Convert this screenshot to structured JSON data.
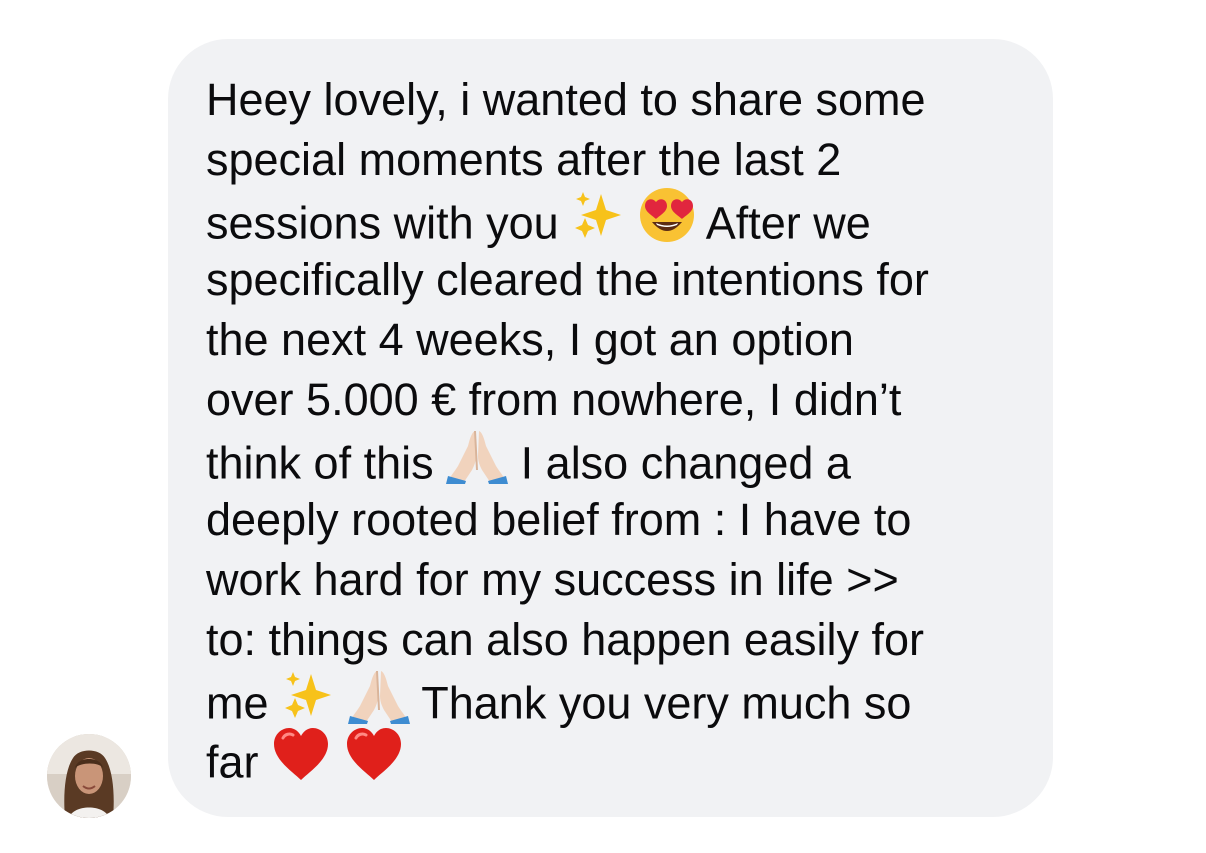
{
  "message": {
    "lines": [
      "Heey lovely, i wanted to share some",
      "special moments after the last 2",
      "sessions with you",
      "After we",
      "specifically cleared the intentions for",
      "the next 4 weeks, I got an option",
      "over 5.000 € from nowhere, I didn’t",
      "think of this",
      "I also changed a",
      "deeply rooted belief from : I have to",
      "work hard for my success in life >>",
      "to: things can also happen easily for",
      "me",
      "Thank you very much so",
      "far"
    ]
  },
  "icons": {
    "sparkles": "sparkles-icon",
    "heart_eyes": "heart-eyes-icon",
    "folded_hands": "folded-hands-icon",
    "red_heart": "red-heart-icon"
  },
  "colors": {
    "bubble_bg": "#f1f2f4",
    "text": "#0b0b0d",
    "heart": "#e0201b",
    "sparkle": "#f7c21a"
  }
}
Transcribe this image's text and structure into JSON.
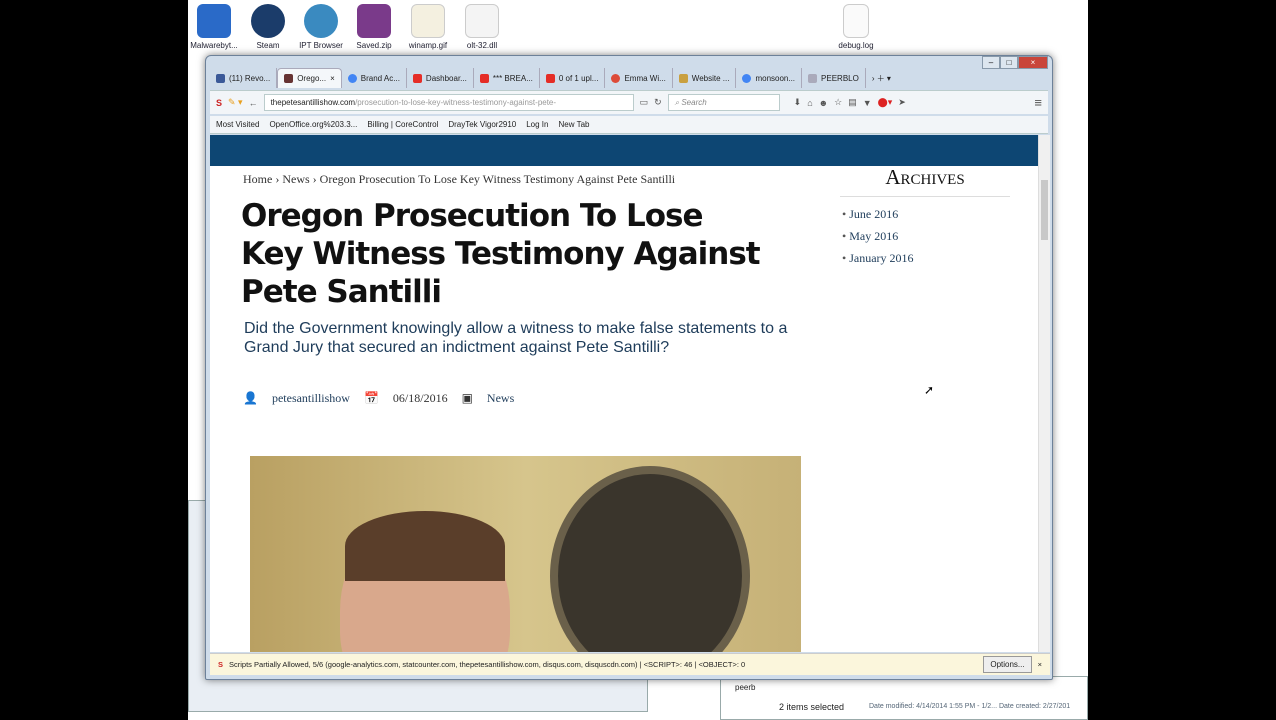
{
  "desktop": {
    "icons": [
      "Malwarebyt...",
      "Steam",
      "IPT Browser",
      "Saved.zip",
      "winamp.gif",
      "olt-32.dll",
      "debug.log"
    ]
  },
  "browser": {
    "tabs": [
      "(11) Revo...",
      "Orego...",
      "Brand Ac...",
      "Dashboar...",
      "*** BREA...",
      "0 of 1 upl...",
      "Emma Wi...",
      "Website ...",
      "monsoon...",
      "PEERBLO"
    ],
    "url_domain": "thepetesantillishow.com",
    "url_path": "/prosecution-to-lose-key-witness-testimony-against-pete-",
    "search_placeholder": "Search",
    "bookmarks": [
      "Most Visited",
      "OpenOffice.org%203.3...",
      "Billing | CoreControl",
      "DrayTek Vigor2910",
      "Log In",
      "New Tab"
    ]
  },
  "article": {
    "breadcrumb": {
      "home": "Home",
      "sep": "›",
      "section": "News",
      "current": "Oregon Prosecution To Lose Key Witness Testimony Against Pete Santilli"
    },
    "title": "Oregon Prosecution To Lose Key Witness Testimony Against Pete Santilli",
    "subtitle": "Did the Government knowingly allow a witness to make false statements to a Grand Jury that secured an indictment against Pete Santilli?",
    "author": "petesantillishow",
    "date": "06/18/2016",
    "category": "News"
  },
  "sidebar": {
    "title": "Archives",
    "items": [
      "June 2016",
      "May 2016",
      "January 2016"
    ]
  },
  "statusbar": {
    "text": "Scripts Partially Allowed, 5/6 (google-analytics.com, statcounter.com, thepetesantillishow.com, disqus.com, disquscdn.com) | <SCRIPT>: 46 | <OBJECT>: 0",
    "options": "Options...",
    "close": "×"
  },
  "explorer": {
    "folder": "peerb",
    "selected": "2 items selected",
    "details": "Date modified: 4/14/2014 1:55 PM - 1/2...  Date created: 2/27/201"
  }
}
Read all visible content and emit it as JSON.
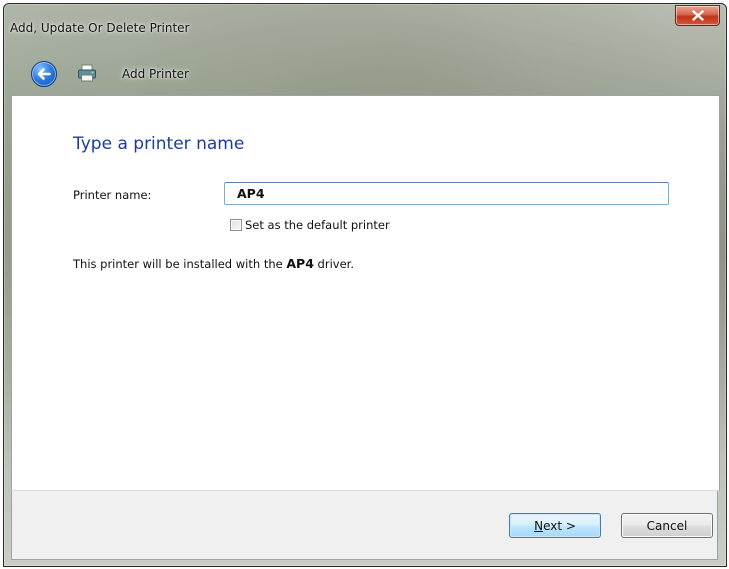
{
  "window": {
    "title": "Add, Update Or Delete Printer"
  },
  "nav": {
    "title": "Add Printer",
    "back_icon": "back-arrow-icon",
    "printer_icon": "printer-icon"
  },
  "content": {
    "heading": "Type a printer name",
    "printer_name_label": "Printer name:",
    "printer_name_value": "AP4",
    "default_checkbox_label": "Set as the default printer",
    "default_checkbox_checked": false,
    "info_prefix": "This printer will be installed with the ",
    "info_driver": "AP4",
    "info_suffix": " driver."
  },
  "footer": {
    "next_label_mnemonic": "N",
    "next_label_rest": "ext >",
    "cancel_label": "Cancel"
  },
  "colors": {
    "heading": "#1e3b9b",
    "close_button": "#c1321b",
    "next_button_border": "#3c7fb1"
  }
}
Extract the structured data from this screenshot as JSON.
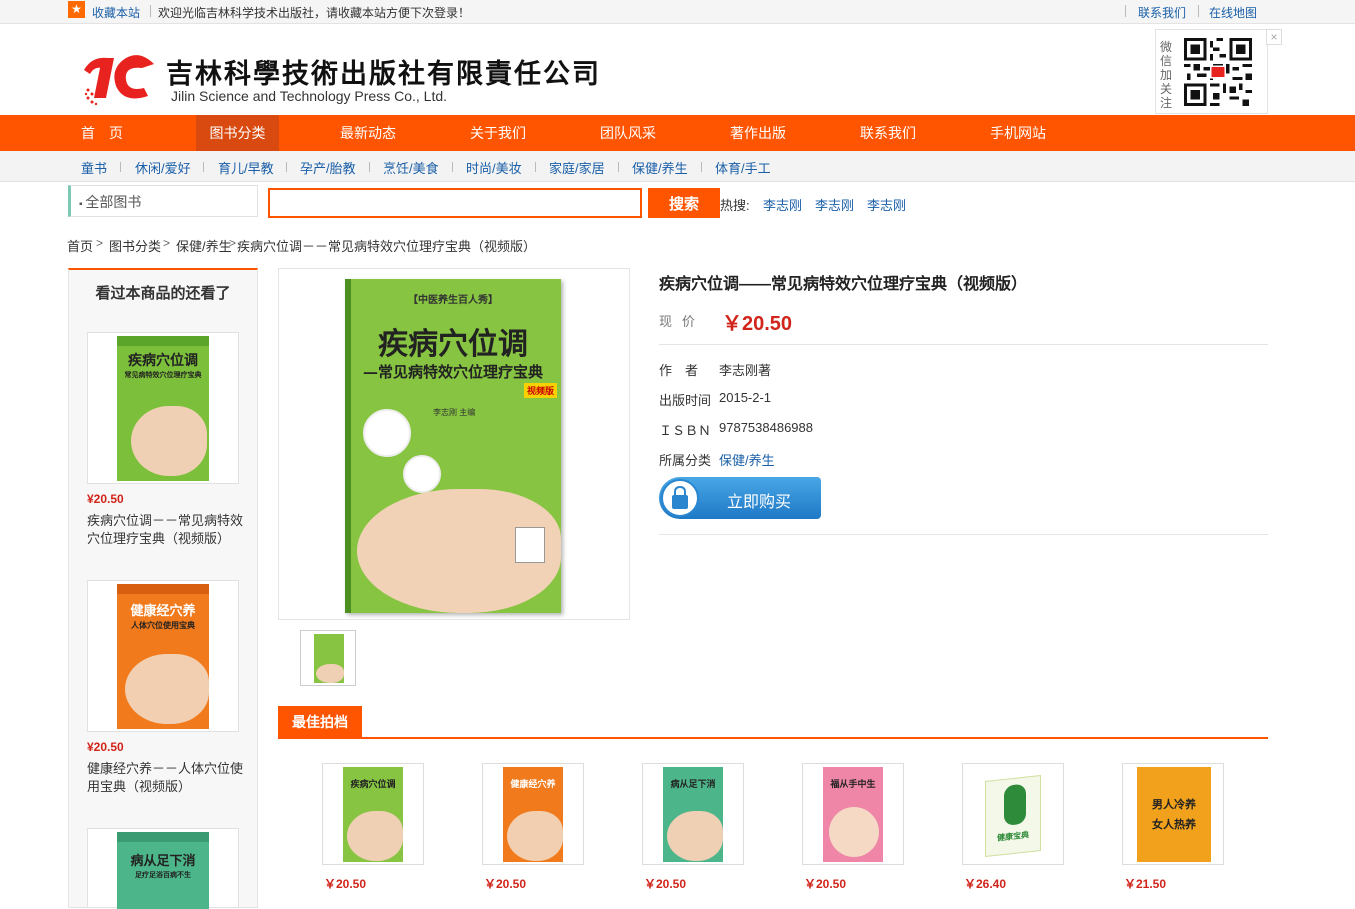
{
  "topbar": {
    "favorite": "收藏本站",
    "welcome": "欢迎光临吉林科学技术出版社，请收藏本站方便下次登录！",
    "contact": "联系我们",
    "sitemap": "在线地图"
  },
  "header": {
    "logo_cn": "吉林科學技術出版社有限責任公司",
    "logo_en": "Jilin Science and Technology Press  Co., Ltd.",
    "wechat_label": "微信加关注",
    "close": "×"
  },
  "nav": {
    "items": [
      "首　页",
      "图书分类",
      "最新动态",
      "关于我们",
      "团队风采",
      "著作出版",
      "联系我们",
      "手机网站"
    ]
  },
  "subnav": {
    "items": [
      "童书",
      "休闲/爱好",
      "育儿/早教",
      "孕产/胎教",
      "烹饪/美食",
      "时尚/美妆",
      "家庭/家居",
      "保健/养生",
      "体育/手工"
    ]
  },
  "search": {
    "all_books": "全部图书",
    "placeholder": "",
    "button": "搜索",
    "hot_label": "热搜:",
    "hot": [
      "李志刚",
      "李志刚",
      "李志刚"
    ]
  },
  "breadcrumb": [
    "首页",
    "图书分类",
    "保健/养生",
    "疾病穴位调－－常见病特效穴位理疗宝典（视频版）"
  ],
  "sidebar": {
    "title": "看过本商品的还看了",
    "items": [
      {
        "price": "¥20.50",
        "name": "疾病穴位调－－常见病特效穴位理疗宝典（视频版）",
        "cover_title": "疾病穴位调",
        "cover_sub": "常见病特效穴位理疗宝典"
      },
      {
        "price": "¥20.50",
        "name": "健康经穴养－－人体穴位使用宝典（视频版）",
        "cover_title": "健康经穴养",
        "cover_sub": "人体穴位使用宝典"
      },
      {
        "cover_title": "病从足下消",
        "cover_sub": "足疗足浴百病不生"
      }
    ]
  },
  "product": {
    "title": "疾病穴位调——常见病特效穴位理疗宝典（视频版）",
    "price_label": "现价",
    "price": "￥20.50",
    "author_label": "作　者",
    "author": "李志刚著",
    "date_label": "出版时间",
    "date": "2015-2-1",
    "isbn_label": "ＩＳＢＮ",
    "isbn": "9787538486988",
    "category_label": "所属分类",
    "category": "保健/养生",
    "buy": "立即购买",
    "cover_series": "【中医养生百人秀】",
    "cover_title": "疾病穴位调",
    "cover_sub": "—常见病特效穴位理疗宝典",
    "cover_badge": "视频版",
    "cover_author": "李志刚 主编"
  },
  "best": {
    "tab": "最佳拍档",
    "items": [
      {
        "price": "￥20.50",
        "cover": "疾病穴位调"
      },
      {
        "price": "￥20.50",
        "cover": "健康经穴养"
      },
      {
        "price": "￥20.50",
        "cover": "病从足下消"
      },
      {
        "price": "￥20.50",
        "cover": "福从手中生"
      },
      {
        "price": "￥26.40",
        "cover": "健康宝典"
      },
      {
        "price": "￥21.50",
        "cover": "男人冷养 女人热养"
      }
    ]
  },
  "colors": {
    "accent": "#ff5400",
    "link": "#1a5fa8",
    "price": "#d0251b"
  }
}
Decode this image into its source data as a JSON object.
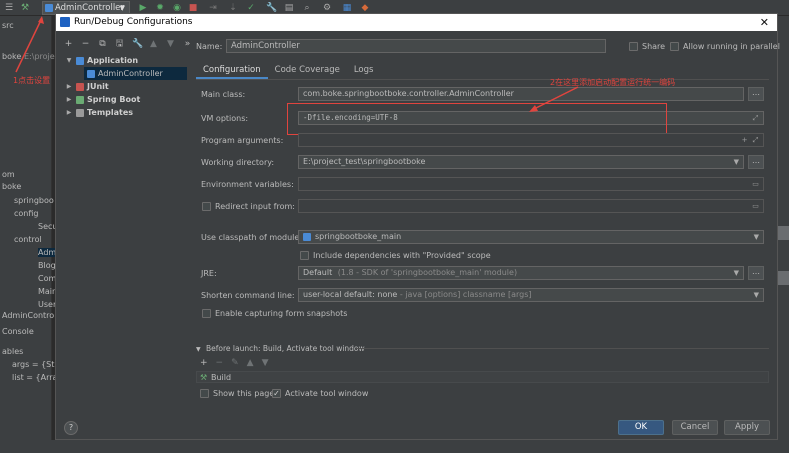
{
  "ide": {
    "run_config": "AdminController",
    "left_texts": [
      "src",
      "boke",
      "E:\\project_t",
      "om",
      "boke",
      "springboo",
      "config",
      "Secu",
      "control",
      "Adm",
      "Blog",
      "Com",
      "Main",
      "User",
      "AdminController",
      "Console",
      "ables",
      "args = {Strin",
      "list = {Array"
    ],
    "annotation_left": "1点击设置"
  },
  "dialog": {
    "title": "Run/Debug Configurations",
    "close": "✕",
    "toolbar": [
      "+",
      "−",
      "⧉",
      "🖫",
      "🔧",
      "▲",
      "▼",
      "»"
    ],
    "tree": [
      {
        "label": "Application",
        "bold": true
      },
      {
        "label": "AdminController",
        "selected": true
      },
      {
        "label": "JUnit",
        "bold": true
      },
      {
        "label": "Spring Boot",
        "bold": true
      },
      {
        "label": "Templates",
        "bold": true
      }
    ],
    "name_label": "Name:",
    "name_value": "AdminController",
    "share_label": "Share",
    "allow_parallel_label": "Allow running in parallel",
    "tabs": [
      "Configuration",
      "Code Coverage",
      "Logs"
    ],
    "main_class_label": "Main class:",
    "main_class_value": "com.boke.springbootboke.controller.AdminController",
    "vm_options_label": "VM options:",
    "vm_options_value": "-Dfile.encoding=UTF-8",
    "program_args_label": "Program arguments:",
    "program_args_value": "",
    "working_dir_label": "Working directory:",
    "working_dir_value": "E:\\project_test\\springbootboke",
    "env_vars_label": "Environment variables:",
    "env_vars_value": "",
    "redirect_label": "Redirect input from:",
    "redirect_value": "",
    "classpath_label": "Use classpath of module:",
    "classpath_value": "springbootboke_main",
    "include_deps_label": "Include dependencies with \"Provided\" scope",
    "jre_label": "JRE:",
    "jre_value_main": "Default",
    "jre_value_hint": "(1.8 - SDK of 'springbootboke_main' module)",
    "shorten_label": "Shorten command line:",
    "shorten_value_main": "user-local default: none",
    "shorten_value_hint": " - java [options] classname [args]",
    "snapshots_label": "Enable capturing form snapshots",
    "before_launch_label": "Before launch: Build, Activate tool window",
    "build_item": "Build",
    "show_page_label": "Show this page",
    "activate_tool_label": "Activate tool window",
    "annotation_right": "2在这里添加启动配置运行统一编码",
    "ok_label": "OK",
    "cancel_label": "Cancel",
    "apply_label": "Apply",
    "help_label": "?"
  },
  "colors": {
    "accent": "#365880",
    "annotation": "#e0443e",
    "background": "#3c3f41"
  }
}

::::::

Return all lines with the word "Build" in them.

● **REPLY**
    "before_launch_label": "Before launch: Build, Activate tool window",
    "build_item": "Build",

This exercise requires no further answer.